SUA TAREFA: Transcreva literalmente o trecho do texto sobre habitus e capital cultural que começa com as palavras "O habitus enquanto" e termina com "para outros públicos.".

O habitus enquanto capacidade de produzir práticas e obras classificáveis, além da capacidade de diferenciar e de apreciar essas práticas e esses produtos (gosto), constitui o mundo social representado, ou seja, o espaço dos estilos de vida. No público considerado cult, indie e/ou hipster é preciso destacar o poder propriamente de constituir, instituir e impor, uma categoria particular de sinais. É o que Bourdieu (2008, p. 100) chama de capital cultural e que está frequentemente ligado ao capital econômico, impelindo um grupo de pessoas para a maximização dos rendimentos distintivos e ao consumo ascético. Nesse contexto, destaca-se a presença e o efeito de homologias (BOURDIEU, 2008, p. 102), que são os interesses específicos de distinção, os quais podem ser totalmente desinteressantes para outros públicos.

As diferentes frações de classe dominante distinguem-se precisamente no aspecto em que participam da classe considerada em seu conjunto, ou seja, pela espécie de capital que se encontra na origem de seu privilégio e por suas maneiras diferentes de diferir do

comum e de afirmar sua distinção que lhe são correlatas (BOURDIEU, 2008, p. 240).

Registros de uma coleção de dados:
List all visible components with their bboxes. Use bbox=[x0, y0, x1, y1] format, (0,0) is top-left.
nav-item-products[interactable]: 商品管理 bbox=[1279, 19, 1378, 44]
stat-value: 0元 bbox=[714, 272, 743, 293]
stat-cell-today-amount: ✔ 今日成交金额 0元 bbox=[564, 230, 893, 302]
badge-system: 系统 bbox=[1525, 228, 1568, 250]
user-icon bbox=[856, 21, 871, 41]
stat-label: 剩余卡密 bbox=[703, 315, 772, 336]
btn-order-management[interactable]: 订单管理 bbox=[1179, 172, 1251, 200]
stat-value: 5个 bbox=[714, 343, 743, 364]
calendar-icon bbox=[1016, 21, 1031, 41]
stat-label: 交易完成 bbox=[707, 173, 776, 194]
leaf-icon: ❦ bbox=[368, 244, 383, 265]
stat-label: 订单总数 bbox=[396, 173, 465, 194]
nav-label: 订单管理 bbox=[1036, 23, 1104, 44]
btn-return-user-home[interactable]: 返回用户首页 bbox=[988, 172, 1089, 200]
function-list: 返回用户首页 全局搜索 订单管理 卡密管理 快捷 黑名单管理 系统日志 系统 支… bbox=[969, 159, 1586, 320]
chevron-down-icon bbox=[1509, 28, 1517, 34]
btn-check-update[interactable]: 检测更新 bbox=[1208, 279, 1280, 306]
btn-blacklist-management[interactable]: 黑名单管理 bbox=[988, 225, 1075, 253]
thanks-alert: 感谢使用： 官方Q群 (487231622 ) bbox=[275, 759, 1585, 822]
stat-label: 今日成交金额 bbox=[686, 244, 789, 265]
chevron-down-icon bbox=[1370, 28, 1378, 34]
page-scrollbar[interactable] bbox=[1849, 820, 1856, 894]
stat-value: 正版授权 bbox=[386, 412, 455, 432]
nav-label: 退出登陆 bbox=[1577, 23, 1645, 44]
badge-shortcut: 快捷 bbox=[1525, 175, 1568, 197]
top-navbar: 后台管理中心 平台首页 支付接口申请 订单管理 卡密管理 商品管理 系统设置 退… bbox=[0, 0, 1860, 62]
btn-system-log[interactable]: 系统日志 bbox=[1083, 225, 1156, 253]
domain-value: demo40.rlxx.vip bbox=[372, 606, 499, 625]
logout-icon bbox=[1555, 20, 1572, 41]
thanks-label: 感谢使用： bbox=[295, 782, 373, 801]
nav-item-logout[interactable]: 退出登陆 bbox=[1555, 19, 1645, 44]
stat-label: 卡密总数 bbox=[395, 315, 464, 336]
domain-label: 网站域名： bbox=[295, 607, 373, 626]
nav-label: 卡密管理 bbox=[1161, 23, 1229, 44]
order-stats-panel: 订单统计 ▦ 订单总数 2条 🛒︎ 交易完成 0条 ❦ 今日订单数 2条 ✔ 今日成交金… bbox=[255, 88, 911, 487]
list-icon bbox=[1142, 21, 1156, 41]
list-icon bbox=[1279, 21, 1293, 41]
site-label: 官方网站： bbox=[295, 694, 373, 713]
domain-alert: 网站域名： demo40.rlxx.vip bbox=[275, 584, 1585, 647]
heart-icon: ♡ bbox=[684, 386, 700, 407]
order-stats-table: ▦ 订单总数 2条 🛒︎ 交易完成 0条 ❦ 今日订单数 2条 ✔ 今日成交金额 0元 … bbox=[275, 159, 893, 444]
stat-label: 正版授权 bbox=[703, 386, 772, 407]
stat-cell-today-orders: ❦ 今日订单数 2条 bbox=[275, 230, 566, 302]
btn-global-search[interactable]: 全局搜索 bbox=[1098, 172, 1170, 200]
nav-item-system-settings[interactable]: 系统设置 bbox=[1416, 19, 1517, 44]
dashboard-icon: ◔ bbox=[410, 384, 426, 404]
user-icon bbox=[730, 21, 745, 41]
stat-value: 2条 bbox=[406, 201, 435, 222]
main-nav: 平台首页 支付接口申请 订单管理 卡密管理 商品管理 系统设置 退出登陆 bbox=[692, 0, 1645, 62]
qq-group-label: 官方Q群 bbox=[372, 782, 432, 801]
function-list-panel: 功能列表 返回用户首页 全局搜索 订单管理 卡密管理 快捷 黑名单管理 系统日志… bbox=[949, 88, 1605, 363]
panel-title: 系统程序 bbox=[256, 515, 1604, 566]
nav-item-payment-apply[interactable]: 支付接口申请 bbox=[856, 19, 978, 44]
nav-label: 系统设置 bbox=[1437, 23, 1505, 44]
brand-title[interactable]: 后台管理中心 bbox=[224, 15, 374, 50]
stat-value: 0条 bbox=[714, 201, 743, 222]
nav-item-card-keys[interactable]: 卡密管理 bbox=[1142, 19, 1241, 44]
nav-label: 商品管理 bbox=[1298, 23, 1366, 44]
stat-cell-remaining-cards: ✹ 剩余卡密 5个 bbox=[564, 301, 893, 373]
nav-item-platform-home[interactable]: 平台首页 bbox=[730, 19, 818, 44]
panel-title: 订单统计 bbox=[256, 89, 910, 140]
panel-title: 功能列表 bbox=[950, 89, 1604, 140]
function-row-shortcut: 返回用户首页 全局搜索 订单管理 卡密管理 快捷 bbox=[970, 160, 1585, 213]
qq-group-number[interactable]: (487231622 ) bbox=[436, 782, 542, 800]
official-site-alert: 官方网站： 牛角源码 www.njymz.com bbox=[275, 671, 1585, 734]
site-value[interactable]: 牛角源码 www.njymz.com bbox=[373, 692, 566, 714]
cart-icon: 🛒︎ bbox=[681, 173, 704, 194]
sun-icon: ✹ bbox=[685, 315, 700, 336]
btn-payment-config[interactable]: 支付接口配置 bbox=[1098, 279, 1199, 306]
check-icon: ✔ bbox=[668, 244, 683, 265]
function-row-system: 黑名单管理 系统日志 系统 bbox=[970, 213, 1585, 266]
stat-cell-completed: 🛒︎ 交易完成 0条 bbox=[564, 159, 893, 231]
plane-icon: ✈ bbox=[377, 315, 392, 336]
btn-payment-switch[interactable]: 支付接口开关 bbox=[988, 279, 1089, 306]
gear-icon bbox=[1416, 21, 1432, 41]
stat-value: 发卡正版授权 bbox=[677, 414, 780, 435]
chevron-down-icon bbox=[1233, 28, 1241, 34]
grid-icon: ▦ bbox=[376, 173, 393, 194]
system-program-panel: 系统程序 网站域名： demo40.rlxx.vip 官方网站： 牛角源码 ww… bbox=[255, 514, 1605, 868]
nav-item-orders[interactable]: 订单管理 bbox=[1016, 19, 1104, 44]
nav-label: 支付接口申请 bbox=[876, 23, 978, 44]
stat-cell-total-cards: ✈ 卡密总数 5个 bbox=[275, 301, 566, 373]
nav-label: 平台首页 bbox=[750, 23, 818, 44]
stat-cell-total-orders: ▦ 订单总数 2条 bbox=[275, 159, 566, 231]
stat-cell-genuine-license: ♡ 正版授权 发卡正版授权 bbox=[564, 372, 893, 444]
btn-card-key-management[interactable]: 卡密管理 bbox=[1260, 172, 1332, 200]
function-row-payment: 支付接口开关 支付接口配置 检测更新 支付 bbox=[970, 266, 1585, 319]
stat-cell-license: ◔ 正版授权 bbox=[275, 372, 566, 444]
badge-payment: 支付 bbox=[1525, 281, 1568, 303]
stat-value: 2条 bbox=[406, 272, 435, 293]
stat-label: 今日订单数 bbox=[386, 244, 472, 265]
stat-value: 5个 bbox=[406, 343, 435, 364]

RESULTADO DA TAREFA:
O habitus enquanto capacidade de produzir práticas e obras classificáveis, além da capacidade de diferenciar e de apreciar essas práticas e esses produtos (gosto), constitui o mundo social representado, ou seja, o espaço dos estilos de vida. No público considerado cult, indie e/ou hipster é preciso destacar o poder propriamente de constituir, instituir e impor, uma categoria particular de sinais. É o que Bourdieu (2008, p. 100) chama de capital cultural e que está frequentemente ligado ao capital econômico, impelindo um grupo de pessoas para a maximização dos rendimentos distintivos e ao consumo ascético. Nesse contexto, destaca-se a presença e o efeito de homologias (BOURDIEU, 2008, p. 102), que são os interesses específicos de distinção, os quais podem ser totalmente desinteressantes para outros públicos.